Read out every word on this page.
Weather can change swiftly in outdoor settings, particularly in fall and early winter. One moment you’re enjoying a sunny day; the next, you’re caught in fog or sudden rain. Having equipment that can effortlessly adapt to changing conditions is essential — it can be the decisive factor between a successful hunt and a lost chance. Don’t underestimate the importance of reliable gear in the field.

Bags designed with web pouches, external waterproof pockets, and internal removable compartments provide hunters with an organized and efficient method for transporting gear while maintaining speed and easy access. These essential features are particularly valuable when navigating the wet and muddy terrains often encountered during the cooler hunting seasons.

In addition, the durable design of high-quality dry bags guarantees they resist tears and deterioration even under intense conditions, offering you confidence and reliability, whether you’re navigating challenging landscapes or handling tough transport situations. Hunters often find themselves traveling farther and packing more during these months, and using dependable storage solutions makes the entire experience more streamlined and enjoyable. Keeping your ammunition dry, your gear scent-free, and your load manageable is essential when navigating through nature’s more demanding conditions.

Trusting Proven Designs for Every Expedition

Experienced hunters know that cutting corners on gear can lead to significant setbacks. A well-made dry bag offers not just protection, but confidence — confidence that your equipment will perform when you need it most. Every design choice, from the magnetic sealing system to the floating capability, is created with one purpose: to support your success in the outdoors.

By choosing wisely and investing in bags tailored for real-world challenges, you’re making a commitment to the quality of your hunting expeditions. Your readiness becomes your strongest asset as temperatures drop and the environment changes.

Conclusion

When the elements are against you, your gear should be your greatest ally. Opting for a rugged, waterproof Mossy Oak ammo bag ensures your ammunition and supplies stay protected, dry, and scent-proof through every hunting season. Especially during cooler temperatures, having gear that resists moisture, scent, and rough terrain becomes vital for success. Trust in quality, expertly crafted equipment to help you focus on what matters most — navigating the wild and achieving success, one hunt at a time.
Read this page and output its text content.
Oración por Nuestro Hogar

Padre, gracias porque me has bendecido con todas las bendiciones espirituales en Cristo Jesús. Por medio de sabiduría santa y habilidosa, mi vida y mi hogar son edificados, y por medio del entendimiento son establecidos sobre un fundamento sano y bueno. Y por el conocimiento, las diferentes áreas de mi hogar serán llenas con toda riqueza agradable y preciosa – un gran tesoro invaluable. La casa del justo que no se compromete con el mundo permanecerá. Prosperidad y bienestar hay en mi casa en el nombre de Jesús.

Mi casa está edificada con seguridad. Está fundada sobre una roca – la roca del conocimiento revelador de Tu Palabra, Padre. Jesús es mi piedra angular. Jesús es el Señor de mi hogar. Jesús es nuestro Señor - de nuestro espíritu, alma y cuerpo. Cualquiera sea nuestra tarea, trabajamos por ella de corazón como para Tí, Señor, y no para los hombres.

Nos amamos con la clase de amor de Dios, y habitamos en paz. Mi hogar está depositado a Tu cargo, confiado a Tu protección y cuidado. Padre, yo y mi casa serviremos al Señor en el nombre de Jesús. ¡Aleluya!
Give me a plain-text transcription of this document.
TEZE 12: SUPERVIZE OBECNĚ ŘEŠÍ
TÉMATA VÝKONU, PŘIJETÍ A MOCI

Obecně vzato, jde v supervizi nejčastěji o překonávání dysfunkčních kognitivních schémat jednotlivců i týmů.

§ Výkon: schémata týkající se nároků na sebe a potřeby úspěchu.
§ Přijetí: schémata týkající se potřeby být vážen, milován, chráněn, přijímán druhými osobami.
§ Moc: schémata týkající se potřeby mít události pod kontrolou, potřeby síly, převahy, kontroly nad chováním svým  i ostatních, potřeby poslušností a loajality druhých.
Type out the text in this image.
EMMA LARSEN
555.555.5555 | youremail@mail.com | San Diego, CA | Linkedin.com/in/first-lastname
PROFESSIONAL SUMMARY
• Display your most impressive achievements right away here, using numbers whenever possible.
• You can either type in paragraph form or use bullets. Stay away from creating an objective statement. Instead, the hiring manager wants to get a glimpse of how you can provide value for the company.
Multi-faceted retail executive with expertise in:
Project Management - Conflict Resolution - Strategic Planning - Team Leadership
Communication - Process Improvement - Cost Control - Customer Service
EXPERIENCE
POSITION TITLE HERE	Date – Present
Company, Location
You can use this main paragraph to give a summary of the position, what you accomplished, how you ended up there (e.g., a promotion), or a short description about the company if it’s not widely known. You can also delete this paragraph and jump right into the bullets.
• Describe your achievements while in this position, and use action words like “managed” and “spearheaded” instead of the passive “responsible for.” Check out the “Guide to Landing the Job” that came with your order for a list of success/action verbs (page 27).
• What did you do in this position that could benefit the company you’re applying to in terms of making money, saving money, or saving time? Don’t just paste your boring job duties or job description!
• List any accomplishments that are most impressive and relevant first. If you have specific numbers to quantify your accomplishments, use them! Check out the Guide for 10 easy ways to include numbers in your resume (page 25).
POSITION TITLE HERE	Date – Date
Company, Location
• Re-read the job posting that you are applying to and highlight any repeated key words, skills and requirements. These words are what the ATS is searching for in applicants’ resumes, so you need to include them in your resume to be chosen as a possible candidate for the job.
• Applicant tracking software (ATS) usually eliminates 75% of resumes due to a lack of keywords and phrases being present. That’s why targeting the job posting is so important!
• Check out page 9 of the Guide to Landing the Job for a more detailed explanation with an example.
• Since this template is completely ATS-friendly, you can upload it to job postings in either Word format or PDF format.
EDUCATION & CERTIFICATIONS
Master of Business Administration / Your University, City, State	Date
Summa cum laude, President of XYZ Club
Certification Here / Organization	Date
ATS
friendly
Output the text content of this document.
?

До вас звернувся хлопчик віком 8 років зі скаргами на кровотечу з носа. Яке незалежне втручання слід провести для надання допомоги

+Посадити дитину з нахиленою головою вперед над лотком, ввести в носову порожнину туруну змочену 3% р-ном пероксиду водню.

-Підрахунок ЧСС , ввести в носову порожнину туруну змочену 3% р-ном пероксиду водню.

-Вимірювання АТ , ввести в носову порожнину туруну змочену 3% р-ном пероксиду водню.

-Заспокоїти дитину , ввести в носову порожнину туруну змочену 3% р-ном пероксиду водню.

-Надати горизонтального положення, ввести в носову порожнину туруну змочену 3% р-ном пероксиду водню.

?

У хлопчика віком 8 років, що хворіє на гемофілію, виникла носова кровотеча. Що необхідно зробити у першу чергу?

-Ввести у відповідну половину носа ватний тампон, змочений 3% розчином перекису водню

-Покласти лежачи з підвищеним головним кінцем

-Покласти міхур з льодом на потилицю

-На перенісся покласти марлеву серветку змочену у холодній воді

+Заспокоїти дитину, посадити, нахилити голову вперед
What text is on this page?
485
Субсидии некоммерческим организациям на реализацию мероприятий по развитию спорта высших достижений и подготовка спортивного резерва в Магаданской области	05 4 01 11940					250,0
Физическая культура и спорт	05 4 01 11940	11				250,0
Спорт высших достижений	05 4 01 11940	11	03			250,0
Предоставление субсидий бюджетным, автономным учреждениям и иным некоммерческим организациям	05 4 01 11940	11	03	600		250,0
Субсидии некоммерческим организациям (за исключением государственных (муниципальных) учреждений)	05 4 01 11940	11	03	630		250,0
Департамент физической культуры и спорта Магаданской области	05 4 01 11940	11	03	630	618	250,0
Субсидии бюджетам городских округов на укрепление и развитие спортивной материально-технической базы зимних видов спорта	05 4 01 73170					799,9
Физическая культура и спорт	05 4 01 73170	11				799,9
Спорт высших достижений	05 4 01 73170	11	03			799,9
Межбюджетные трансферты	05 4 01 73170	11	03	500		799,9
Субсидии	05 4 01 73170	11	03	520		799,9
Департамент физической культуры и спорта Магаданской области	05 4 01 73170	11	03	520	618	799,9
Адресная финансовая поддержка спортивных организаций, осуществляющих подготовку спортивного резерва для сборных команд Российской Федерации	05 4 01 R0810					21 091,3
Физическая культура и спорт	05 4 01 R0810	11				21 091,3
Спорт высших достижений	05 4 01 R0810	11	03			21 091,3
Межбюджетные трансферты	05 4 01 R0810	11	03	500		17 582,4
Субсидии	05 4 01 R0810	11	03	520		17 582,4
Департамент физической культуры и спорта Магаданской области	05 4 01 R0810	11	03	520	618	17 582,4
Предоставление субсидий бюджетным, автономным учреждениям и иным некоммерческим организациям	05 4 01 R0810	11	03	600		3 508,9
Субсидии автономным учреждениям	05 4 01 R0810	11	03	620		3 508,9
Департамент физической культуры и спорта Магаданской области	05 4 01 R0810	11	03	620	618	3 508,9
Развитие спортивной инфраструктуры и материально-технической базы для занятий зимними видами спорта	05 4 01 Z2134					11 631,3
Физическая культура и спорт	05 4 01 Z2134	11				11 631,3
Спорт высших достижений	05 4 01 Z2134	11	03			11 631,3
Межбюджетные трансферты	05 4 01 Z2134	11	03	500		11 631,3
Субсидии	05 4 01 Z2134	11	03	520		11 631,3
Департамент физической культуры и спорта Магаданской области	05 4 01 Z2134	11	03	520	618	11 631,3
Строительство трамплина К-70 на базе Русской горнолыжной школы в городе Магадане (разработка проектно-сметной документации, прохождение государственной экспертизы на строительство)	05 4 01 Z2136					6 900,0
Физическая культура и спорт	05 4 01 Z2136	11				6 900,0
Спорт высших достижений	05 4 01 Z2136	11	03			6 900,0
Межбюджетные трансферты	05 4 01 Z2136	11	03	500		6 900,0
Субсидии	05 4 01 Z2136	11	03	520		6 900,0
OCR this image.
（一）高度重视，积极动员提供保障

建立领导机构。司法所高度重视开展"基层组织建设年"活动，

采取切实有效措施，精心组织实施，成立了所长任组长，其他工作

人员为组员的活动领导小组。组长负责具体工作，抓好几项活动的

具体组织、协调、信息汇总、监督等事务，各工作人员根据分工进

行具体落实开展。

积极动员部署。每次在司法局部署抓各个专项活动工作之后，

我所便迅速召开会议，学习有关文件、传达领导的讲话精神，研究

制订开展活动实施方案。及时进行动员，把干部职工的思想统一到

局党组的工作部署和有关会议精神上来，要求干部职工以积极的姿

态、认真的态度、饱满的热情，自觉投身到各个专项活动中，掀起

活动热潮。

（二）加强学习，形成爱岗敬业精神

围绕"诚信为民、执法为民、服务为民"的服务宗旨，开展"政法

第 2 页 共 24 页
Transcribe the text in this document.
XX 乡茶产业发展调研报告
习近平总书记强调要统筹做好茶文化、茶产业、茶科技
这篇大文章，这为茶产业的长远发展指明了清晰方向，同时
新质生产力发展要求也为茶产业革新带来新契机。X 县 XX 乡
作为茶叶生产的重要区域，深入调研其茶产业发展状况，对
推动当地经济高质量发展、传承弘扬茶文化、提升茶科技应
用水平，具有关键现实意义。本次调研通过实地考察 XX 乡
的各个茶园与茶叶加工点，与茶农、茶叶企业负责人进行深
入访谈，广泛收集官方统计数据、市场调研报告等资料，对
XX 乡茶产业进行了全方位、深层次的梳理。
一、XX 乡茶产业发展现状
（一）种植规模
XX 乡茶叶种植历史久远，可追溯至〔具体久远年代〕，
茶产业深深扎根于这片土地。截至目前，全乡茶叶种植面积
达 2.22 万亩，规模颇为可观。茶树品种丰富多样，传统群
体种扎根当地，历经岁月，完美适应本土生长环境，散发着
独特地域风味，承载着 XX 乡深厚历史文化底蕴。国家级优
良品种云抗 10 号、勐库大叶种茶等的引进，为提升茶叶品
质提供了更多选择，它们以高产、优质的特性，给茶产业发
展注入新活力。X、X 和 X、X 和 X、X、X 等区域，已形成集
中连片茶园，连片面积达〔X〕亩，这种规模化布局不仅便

-----

Copy every line above in which the string "років" shows up.

До вас звернувся хлопчик віком 8 років зі скаргами на кровотечу з носа. Яке незалежне втручання слід провести для надання допомоги
У хлопчика віком 8 років, що хворіє на гемофілію, виникла носова кровотеча. Що необхідно зробити у першу чергу?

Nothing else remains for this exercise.